[Start TEXT SECTION]

Emako Blue by Brenda Woods

Emako is a beautiful, bright and talented high school senior that is brutally murdered by gangs in central L.A. Her story is told in the five different voices of friends attending her funeral. A poignant story that forces us to look at the effects that senseless murder has upon our youth. The voices range from painful sorrow to cold indifference.
Reed Reads Score: 4

Tru Confessions by Janet Tashjian

How could a devoted sister find a cure for her mentally handicapped little brother by shooting a video? That is what 12 year old Tru (short for Trudy) attempts to do when she learns that a local cable station is accepting entries for ideas for a possible T.V. show. Tru decides to follow her developmentaly handicapped brother with a video camera to record his daily life. Tru learns about her brother, his handicap, and complexities of life in this light hearted look at a serious subject. I know many students will enjoy the humor and the journal format of this book. For me, the story was a bit simplistic, but the humor will appeal to many students.
Reed Reads Score: 3.5

What Would Joey Do? by Jack Gantos

Sadly, this is the last book of the Joey Pigza trilogy. Joey is a good-hearted young man who has his ADHD (hyperactiviy) under control. In this book you meet Olivia, a blind girl that Joey is being home-schooled with. Olivia is mean and has it in for Joey. Joey must also deal with her wacky, selfish, and screwed up parents. The only person who centers his life is granny. If you have read the other Joey Pigza books, this is a must read. If you haven't read any of the Joey books, what are you waiting for?

[End TEXT SECTION]
[Start DATA PROVIDED]

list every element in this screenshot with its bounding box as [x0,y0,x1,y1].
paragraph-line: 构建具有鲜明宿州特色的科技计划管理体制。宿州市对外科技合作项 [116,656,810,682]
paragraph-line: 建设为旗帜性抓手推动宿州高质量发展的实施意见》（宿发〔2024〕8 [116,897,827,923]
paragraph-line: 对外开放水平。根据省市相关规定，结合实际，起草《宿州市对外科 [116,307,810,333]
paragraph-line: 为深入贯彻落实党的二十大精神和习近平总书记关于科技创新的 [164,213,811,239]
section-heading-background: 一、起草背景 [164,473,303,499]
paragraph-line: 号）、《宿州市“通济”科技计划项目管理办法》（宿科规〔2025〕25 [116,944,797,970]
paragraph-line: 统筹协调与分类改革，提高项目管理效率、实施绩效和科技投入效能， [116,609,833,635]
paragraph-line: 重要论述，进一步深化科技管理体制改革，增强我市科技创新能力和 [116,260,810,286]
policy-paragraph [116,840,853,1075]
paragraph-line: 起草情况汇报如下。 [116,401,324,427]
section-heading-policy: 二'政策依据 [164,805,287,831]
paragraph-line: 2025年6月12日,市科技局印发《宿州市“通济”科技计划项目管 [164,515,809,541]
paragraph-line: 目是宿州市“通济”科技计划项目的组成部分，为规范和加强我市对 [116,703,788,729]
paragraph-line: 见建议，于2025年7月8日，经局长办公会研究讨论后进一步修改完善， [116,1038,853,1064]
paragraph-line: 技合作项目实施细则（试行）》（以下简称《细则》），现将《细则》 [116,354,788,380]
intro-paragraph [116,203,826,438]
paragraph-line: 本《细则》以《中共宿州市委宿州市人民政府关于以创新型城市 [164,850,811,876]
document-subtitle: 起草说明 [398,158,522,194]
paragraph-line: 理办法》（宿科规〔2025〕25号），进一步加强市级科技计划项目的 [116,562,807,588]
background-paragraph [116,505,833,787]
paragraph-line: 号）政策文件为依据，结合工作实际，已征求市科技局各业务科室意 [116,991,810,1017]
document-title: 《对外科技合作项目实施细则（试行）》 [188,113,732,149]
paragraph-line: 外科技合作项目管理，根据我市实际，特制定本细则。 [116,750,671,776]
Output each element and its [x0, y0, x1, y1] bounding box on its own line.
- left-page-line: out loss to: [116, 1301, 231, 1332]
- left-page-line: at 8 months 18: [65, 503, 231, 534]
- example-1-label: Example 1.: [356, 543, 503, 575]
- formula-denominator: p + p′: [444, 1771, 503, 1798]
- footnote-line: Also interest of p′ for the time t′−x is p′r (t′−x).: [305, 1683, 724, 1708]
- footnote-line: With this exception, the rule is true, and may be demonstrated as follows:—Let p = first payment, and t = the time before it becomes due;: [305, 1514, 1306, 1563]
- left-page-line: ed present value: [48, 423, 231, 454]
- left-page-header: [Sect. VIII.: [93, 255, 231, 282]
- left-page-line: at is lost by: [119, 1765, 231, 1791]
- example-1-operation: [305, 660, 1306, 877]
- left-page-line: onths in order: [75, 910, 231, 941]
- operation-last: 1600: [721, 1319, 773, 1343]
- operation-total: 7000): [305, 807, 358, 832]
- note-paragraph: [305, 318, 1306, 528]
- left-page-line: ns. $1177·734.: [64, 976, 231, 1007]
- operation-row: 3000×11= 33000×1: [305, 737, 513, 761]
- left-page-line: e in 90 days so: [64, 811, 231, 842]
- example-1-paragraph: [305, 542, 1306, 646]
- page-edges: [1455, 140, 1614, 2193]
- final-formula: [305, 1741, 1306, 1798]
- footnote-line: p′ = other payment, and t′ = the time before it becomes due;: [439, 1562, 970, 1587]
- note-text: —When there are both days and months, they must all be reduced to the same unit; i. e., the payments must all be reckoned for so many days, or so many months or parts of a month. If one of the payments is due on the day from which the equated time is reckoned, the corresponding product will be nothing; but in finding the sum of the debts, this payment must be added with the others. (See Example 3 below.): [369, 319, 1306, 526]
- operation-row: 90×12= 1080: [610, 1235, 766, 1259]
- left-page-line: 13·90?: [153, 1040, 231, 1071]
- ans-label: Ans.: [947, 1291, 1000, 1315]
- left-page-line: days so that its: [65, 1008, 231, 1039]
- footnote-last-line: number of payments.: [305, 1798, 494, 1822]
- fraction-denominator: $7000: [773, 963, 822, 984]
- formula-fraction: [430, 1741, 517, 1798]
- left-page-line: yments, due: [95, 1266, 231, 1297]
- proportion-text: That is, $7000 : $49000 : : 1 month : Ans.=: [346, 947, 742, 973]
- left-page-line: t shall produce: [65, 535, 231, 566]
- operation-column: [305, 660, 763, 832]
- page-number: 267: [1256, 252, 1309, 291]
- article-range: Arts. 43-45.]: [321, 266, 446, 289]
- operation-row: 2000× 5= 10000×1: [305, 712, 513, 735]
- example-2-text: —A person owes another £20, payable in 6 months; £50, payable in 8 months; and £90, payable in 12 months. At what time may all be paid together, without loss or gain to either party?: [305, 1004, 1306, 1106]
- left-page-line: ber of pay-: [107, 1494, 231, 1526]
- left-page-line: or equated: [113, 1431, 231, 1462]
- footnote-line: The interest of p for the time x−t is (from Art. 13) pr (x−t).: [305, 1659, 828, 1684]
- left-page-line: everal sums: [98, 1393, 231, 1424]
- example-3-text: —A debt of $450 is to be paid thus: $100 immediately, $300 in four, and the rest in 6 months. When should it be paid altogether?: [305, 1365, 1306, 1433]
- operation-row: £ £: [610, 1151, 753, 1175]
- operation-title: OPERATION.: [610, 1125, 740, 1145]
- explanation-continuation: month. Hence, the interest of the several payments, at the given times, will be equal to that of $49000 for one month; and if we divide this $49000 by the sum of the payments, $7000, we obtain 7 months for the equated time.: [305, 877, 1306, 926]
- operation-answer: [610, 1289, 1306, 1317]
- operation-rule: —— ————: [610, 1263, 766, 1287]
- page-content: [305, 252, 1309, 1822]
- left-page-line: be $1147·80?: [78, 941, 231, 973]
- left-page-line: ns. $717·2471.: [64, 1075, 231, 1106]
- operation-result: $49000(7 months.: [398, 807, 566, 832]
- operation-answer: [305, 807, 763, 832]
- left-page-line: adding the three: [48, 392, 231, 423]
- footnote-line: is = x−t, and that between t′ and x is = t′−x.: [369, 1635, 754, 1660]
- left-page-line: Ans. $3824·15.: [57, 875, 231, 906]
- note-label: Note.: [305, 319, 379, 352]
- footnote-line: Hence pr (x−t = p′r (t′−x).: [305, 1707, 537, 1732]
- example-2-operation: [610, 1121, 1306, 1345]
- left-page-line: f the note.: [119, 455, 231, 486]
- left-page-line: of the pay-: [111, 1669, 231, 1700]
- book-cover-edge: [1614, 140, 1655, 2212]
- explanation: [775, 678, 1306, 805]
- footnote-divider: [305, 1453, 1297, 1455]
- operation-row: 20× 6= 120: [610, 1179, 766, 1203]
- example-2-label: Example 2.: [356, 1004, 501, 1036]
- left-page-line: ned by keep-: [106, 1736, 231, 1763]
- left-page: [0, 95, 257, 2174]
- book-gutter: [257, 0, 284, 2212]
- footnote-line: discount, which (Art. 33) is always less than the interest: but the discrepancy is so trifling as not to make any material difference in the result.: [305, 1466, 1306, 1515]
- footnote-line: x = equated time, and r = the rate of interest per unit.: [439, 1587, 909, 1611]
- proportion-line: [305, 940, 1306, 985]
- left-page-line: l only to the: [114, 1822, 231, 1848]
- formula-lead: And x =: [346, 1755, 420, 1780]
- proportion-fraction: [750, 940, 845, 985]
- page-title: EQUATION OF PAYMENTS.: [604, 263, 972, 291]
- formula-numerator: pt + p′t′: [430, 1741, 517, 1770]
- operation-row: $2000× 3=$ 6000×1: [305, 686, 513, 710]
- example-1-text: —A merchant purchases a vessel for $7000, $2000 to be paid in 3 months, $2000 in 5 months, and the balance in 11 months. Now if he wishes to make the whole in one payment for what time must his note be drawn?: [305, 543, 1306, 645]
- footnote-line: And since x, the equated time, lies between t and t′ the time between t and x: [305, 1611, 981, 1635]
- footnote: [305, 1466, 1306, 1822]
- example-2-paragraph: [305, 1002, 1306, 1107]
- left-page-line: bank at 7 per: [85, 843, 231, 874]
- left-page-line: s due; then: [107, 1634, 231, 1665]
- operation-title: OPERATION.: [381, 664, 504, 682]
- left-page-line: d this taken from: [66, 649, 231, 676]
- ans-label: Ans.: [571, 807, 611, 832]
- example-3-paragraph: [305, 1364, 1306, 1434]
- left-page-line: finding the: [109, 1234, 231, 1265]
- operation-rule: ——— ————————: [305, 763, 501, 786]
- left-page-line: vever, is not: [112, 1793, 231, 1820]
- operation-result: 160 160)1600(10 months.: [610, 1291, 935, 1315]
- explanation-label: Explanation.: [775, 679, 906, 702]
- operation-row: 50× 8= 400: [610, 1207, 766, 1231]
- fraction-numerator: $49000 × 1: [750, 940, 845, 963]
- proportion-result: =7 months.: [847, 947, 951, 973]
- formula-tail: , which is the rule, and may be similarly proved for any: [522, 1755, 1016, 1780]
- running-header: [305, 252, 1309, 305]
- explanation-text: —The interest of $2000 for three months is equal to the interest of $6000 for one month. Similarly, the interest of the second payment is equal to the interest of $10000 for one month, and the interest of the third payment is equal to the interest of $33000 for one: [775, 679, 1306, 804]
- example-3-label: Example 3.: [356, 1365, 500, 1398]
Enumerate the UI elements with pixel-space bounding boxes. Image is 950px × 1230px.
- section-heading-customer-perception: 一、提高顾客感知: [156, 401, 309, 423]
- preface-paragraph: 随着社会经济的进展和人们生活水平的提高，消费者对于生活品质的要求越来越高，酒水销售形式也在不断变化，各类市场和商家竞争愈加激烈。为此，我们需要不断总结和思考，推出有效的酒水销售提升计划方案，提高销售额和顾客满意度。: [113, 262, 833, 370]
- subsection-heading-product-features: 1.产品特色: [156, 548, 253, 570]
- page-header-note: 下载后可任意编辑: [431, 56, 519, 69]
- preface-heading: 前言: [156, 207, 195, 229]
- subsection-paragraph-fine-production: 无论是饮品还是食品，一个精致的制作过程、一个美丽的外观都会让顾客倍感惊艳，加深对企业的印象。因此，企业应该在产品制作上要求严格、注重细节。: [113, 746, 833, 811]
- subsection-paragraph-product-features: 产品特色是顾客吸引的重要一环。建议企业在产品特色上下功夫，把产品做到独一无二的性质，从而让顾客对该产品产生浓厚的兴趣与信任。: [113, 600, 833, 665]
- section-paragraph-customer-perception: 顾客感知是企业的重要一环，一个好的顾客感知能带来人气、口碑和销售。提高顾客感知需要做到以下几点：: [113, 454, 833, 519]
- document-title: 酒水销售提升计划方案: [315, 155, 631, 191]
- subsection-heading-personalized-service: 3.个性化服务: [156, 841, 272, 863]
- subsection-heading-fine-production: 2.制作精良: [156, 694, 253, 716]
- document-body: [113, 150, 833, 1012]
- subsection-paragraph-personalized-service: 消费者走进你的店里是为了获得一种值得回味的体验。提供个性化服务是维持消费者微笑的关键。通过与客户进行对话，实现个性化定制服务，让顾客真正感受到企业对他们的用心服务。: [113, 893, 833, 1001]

[End DATA PROVIDED]

* _SET EXERCISE 1_
In the book reviews, why does Tru decide to follow her brother with a video camera? Answer in one to three sentences.
* _SET EXERCISE 2_
Carry the book reviews forward from the point at which they end.

* _TASK ANSWER 1_
Tru learns that a local cable station is accepting entries for ideas for a possible T.V. show. She sets out to record her developmentally handicapped brother's daily life, attempting to find a cure for him by shooting a video.

* _TASK ANSWER 2_
Reed Reads Score: 5

The DaVinci Code by Dan Brown

I felt this adult best-seller might be of interest to our more mature readers. A murder-mystery-thriller involving the Priory Sion, and ancient secret society, and Opus Dei, a fundamental Catholic order. One of those can't put it down thrillers. While sex is implied, there are no direct scenes, and the language is relatively mild. If a reader can handle the length, and is interested in the subject matter, why not? There are two versions available, the regular hard back, and the illustrated version which shows all the art work mentioned in the book. I recommend the illustrated version if your knowledge of the arts is limited.
Reed Reads Score: 4.5

Green Angel by Alice Hoffman

Green is a quiet 16 year-old girl who witnesses the destruction of her family, when they are killed in a 9/11 like tragedy. Her loss is too much for her to deal with; her demeanor and attitude becoming darker as the despair, grief, and lonliness sets in. She expresses herself through the tatoos she carves into her skin and the thorned clothes she wears. While depressed by the anarchy and emptiness around her, she eventually sees hope and renewal. This book has been extremely popular with students, both boys and girls.
Reed Reads Score: 4
Added note, read the new sequel; Green Witch

Granny Torelli Makes Soup by Sharon Creech

Rosie and Granny are in the kitchen making soup. You can feel the warmth of their relationship and smell the wonderful soup that is the background of the story. But, Granny senses something is wrong with Rosie. Granny is able to get Rosie to reveal that she has had a falling out with her best-friend-for-life, Bailey. There are many lessons here about friendship and loyalty all told in Granny's kitchen.
Reed Reads Score: 4

Inside Out by Terry Trueman

Zach is meeting his mother in the diner as usual. Two sixteen-year-olds decide to rob the diner, and hold its patrons as hostage. What they don't know is that Zach is a suicidal schizophrenic. He has little understanding of what is happening and is constantly haunted by strange voices in his head. Through Zach we find out why these boys are robbing the diner, and the help they seek. A powerful story, told through Zach's eyes.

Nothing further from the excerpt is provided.